INSTRUCTION
Using the records below, give the number of lines where the word "infrastruktury" appears, with no further output.

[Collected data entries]
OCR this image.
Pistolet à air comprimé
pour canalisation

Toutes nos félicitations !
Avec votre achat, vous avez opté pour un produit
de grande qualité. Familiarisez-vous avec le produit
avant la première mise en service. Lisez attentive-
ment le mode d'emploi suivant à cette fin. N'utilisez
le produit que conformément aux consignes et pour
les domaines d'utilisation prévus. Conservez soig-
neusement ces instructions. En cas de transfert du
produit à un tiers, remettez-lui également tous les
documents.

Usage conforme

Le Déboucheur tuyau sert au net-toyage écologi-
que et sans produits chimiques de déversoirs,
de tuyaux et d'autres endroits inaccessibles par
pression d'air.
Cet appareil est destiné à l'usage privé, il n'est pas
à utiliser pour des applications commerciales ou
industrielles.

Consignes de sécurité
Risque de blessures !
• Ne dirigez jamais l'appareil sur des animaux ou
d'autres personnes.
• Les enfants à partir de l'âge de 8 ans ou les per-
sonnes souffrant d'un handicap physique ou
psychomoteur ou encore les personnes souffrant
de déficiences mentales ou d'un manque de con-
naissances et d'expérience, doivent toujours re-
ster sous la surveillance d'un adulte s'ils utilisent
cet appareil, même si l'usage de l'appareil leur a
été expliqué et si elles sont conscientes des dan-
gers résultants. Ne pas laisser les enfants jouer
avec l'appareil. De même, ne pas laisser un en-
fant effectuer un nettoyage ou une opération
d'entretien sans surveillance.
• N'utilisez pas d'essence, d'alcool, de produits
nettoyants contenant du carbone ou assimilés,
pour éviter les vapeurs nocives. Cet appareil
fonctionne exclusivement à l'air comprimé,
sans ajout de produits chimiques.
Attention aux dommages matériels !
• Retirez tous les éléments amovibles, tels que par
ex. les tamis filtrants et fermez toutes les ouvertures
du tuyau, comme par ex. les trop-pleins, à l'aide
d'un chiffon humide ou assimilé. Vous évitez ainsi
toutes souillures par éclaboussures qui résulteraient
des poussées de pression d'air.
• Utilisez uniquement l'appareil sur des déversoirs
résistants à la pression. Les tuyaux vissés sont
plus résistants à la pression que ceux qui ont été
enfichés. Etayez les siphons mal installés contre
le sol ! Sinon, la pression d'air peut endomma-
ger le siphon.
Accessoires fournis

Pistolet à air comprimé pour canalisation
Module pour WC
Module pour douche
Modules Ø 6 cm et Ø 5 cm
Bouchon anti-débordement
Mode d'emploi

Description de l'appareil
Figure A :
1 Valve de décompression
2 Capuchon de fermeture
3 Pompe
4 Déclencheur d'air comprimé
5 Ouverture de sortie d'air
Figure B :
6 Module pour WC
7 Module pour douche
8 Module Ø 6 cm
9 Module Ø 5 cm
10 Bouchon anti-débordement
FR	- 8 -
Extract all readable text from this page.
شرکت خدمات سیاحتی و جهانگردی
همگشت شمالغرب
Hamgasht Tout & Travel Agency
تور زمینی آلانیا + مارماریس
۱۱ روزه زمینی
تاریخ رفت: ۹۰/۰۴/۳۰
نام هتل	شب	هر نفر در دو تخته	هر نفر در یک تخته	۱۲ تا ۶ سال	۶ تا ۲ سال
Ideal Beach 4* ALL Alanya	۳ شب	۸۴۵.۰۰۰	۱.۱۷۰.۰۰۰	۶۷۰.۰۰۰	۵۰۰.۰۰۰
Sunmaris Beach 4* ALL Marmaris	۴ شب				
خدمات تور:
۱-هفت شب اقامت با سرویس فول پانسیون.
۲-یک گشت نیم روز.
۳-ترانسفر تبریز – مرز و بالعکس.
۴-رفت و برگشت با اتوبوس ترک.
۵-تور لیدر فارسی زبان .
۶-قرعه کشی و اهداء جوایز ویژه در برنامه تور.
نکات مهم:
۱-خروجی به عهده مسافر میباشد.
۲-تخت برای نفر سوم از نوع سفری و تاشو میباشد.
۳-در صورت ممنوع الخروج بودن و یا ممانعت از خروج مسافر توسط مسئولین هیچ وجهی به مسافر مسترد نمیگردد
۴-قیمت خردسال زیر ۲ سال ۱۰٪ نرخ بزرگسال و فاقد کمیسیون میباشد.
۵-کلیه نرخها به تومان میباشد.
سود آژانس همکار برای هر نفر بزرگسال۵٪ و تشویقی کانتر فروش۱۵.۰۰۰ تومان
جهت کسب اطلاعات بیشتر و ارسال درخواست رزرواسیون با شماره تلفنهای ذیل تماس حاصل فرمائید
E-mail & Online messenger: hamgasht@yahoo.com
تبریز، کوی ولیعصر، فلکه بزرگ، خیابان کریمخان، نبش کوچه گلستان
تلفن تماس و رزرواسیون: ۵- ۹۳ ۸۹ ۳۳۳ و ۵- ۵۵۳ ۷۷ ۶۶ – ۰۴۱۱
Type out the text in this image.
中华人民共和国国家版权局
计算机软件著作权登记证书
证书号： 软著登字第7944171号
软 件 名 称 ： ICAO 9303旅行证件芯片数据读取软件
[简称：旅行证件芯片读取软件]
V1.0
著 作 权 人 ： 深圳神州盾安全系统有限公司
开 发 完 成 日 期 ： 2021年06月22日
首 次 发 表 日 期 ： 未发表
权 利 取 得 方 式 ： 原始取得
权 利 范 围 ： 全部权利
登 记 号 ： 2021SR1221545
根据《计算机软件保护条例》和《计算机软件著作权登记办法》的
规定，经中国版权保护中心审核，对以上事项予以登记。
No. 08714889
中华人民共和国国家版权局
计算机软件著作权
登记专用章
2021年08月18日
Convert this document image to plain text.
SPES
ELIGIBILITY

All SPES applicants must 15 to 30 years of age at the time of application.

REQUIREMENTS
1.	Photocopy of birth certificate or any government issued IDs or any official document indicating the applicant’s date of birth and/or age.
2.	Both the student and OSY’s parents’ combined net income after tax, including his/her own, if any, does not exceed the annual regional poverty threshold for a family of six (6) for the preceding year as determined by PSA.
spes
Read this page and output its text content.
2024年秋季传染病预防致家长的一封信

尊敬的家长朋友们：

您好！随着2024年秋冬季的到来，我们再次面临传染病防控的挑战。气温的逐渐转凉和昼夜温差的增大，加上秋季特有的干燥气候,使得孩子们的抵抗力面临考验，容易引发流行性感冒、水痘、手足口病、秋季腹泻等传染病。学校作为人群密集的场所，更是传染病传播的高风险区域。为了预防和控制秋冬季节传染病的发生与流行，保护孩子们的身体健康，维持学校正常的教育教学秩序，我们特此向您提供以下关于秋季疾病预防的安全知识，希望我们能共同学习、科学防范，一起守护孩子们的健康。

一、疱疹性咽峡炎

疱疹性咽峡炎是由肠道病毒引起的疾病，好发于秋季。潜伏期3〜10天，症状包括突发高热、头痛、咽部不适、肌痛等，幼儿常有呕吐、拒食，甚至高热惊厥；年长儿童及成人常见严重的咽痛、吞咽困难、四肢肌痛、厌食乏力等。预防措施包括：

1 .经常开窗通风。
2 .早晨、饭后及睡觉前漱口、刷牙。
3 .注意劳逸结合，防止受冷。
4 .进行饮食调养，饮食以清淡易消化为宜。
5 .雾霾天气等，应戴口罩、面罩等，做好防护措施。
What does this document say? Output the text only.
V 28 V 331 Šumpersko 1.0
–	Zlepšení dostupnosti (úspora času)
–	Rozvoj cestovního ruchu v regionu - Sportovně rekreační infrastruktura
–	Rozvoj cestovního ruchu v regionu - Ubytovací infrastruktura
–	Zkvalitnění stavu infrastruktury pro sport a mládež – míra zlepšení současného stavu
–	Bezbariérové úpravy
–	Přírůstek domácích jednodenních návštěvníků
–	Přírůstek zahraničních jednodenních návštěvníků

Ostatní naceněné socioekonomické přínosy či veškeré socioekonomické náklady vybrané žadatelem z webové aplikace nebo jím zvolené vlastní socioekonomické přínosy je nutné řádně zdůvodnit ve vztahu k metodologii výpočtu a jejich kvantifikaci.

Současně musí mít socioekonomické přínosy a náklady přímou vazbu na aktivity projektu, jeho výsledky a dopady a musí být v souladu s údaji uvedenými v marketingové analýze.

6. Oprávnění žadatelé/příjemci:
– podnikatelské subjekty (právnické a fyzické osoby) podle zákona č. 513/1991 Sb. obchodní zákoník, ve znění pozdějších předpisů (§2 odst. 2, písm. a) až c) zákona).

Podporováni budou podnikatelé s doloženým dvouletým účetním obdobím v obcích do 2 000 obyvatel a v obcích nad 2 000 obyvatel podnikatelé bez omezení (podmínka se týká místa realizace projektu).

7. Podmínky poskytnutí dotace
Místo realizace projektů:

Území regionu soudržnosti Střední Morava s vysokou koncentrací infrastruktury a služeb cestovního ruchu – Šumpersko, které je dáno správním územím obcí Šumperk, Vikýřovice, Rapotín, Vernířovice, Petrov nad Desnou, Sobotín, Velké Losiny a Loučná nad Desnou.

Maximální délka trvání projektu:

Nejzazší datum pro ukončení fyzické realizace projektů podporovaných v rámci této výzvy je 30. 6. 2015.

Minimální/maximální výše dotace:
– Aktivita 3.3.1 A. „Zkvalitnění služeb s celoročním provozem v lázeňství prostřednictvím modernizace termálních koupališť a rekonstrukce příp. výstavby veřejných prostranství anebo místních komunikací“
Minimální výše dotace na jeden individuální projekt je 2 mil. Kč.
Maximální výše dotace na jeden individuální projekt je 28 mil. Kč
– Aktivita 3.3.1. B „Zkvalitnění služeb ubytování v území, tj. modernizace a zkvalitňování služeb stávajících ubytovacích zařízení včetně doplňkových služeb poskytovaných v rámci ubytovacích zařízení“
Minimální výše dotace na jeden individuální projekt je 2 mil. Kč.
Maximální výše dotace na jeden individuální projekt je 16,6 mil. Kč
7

COMPLETED EXERCISE
2